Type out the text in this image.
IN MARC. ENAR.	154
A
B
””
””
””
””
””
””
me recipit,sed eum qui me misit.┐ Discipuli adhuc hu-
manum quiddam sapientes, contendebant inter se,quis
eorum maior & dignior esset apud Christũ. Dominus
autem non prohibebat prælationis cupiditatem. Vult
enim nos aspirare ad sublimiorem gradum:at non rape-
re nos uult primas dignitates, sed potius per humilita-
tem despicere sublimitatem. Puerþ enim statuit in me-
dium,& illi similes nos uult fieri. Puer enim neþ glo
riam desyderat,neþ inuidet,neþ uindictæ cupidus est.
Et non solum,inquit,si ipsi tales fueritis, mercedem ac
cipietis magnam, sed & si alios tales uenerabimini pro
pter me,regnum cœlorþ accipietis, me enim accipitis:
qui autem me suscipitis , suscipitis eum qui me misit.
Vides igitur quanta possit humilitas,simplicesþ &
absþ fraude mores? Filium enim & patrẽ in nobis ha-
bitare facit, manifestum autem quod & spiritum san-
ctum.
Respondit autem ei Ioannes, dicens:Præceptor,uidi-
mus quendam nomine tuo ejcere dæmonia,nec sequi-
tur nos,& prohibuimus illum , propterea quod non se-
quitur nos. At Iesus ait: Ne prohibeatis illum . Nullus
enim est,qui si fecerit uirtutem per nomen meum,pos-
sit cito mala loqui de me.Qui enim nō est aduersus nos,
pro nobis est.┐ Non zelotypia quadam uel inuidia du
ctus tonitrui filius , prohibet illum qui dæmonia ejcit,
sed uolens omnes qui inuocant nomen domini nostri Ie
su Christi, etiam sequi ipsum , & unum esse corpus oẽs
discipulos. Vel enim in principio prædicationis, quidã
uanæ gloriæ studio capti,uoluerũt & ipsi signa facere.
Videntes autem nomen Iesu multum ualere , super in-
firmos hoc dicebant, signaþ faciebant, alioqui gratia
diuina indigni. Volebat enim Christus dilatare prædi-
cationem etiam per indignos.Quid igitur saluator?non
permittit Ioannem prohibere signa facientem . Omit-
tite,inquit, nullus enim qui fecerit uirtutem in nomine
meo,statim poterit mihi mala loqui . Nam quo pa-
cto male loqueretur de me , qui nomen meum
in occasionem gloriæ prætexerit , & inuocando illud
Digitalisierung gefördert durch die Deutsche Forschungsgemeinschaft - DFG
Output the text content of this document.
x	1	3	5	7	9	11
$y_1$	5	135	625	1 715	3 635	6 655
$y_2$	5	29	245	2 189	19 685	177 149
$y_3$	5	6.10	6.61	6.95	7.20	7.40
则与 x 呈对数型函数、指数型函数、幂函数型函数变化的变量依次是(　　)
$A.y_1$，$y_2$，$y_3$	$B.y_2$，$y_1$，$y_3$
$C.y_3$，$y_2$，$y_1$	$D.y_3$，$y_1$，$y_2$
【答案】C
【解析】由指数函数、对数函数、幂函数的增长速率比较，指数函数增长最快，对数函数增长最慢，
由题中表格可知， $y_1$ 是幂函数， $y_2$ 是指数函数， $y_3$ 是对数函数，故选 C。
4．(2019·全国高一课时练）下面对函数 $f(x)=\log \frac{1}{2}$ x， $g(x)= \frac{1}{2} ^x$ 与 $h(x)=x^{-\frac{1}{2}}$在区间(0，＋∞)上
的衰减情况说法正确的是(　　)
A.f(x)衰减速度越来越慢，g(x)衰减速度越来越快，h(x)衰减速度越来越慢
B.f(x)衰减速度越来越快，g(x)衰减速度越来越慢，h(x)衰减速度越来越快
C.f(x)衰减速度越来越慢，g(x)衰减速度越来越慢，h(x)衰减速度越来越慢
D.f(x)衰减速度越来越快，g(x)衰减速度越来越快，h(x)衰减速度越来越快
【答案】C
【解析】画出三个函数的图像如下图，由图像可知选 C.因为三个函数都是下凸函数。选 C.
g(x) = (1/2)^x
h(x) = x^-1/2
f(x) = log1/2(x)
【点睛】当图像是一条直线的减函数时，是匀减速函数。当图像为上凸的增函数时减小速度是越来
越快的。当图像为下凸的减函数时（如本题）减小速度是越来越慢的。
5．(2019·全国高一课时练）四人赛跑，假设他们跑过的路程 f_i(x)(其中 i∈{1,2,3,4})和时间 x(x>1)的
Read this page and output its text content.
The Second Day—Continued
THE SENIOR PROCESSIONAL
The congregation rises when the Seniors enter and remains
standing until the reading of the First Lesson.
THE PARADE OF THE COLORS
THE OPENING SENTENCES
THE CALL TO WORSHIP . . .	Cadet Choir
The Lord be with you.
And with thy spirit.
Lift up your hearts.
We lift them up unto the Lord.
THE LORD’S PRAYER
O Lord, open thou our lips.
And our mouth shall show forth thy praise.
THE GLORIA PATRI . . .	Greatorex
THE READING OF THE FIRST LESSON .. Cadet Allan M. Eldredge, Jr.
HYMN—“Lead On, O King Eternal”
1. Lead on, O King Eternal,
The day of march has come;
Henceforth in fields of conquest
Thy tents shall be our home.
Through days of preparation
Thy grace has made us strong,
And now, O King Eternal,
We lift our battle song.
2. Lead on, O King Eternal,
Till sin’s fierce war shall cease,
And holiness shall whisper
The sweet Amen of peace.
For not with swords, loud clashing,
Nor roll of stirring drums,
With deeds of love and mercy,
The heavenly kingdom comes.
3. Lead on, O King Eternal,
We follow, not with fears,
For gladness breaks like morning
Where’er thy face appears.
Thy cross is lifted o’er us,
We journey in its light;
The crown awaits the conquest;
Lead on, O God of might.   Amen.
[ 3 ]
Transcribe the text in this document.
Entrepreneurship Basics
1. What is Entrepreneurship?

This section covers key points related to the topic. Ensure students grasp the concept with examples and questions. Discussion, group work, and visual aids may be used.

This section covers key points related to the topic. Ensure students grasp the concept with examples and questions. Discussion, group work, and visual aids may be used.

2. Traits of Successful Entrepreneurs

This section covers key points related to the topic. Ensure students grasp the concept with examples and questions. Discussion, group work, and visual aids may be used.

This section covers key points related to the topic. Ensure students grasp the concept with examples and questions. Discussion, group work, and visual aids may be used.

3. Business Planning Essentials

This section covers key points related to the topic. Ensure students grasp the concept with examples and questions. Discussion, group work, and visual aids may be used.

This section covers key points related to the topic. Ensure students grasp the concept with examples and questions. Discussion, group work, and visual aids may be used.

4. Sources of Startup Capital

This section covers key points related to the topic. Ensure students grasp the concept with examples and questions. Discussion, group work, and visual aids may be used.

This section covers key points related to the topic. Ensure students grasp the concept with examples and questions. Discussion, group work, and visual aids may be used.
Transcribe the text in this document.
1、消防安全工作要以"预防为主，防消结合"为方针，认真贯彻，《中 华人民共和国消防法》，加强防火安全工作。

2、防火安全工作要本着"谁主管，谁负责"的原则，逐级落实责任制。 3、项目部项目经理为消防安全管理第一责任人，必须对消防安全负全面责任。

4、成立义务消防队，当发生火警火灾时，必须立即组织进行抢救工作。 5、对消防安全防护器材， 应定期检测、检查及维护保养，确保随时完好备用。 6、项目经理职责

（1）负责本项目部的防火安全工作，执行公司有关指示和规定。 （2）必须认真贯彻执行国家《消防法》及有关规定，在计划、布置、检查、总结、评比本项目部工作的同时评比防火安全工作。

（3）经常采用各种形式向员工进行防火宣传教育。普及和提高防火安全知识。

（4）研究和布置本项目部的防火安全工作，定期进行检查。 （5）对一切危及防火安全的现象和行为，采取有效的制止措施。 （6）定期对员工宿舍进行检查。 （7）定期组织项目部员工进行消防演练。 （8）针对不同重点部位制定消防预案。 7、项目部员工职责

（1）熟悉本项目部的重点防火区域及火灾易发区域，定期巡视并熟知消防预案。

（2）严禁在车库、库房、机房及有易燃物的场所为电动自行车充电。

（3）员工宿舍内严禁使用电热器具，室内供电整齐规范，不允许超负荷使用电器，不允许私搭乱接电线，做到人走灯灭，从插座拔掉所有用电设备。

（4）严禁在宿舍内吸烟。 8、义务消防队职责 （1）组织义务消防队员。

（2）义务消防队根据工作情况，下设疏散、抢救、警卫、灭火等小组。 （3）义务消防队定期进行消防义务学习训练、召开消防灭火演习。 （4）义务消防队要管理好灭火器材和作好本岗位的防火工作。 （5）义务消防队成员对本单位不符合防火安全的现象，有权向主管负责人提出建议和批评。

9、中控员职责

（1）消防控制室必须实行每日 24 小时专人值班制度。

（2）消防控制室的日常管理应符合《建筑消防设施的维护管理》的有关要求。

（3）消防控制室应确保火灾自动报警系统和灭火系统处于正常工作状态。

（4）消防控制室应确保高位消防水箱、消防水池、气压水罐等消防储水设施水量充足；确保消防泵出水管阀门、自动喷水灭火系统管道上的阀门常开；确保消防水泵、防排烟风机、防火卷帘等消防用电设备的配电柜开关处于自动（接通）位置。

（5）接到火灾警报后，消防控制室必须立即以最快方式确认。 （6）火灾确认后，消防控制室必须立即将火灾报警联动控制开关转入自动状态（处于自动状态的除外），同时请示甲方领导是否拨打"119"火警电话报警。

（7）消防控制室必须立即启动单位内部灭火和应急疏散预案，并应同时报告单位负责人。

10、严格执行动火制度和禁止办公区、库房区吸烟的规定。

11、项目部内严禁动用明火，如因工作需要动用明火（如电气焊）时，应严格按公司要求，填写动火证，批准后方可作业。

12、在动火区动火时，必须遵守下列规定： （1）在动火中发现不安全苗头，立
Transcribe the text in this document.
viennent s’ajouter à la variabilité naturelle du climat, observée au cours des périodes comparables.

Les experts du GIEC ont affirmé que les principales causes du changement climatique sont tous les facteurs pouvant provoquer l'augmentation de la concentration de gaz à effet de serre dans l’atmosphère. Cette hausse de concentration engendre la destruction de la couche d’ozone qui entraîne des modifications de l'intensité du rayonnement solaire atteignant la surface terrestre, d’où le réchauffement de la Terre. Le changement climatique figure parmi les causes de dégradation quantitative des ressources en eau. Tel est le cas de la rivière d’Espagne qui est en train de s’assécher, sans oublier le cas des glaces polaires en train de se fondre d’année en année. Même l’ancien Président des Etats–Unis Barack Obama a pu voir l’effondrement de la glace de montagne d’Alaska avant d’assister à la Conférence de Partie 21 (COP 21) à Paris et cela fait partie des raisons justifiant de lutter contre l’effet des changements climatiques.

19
....
### WRITTEN EXERCISE:
Each line of the material that holds the string "enim" counts once; give the total alone.

### CORRECT RESULT:
10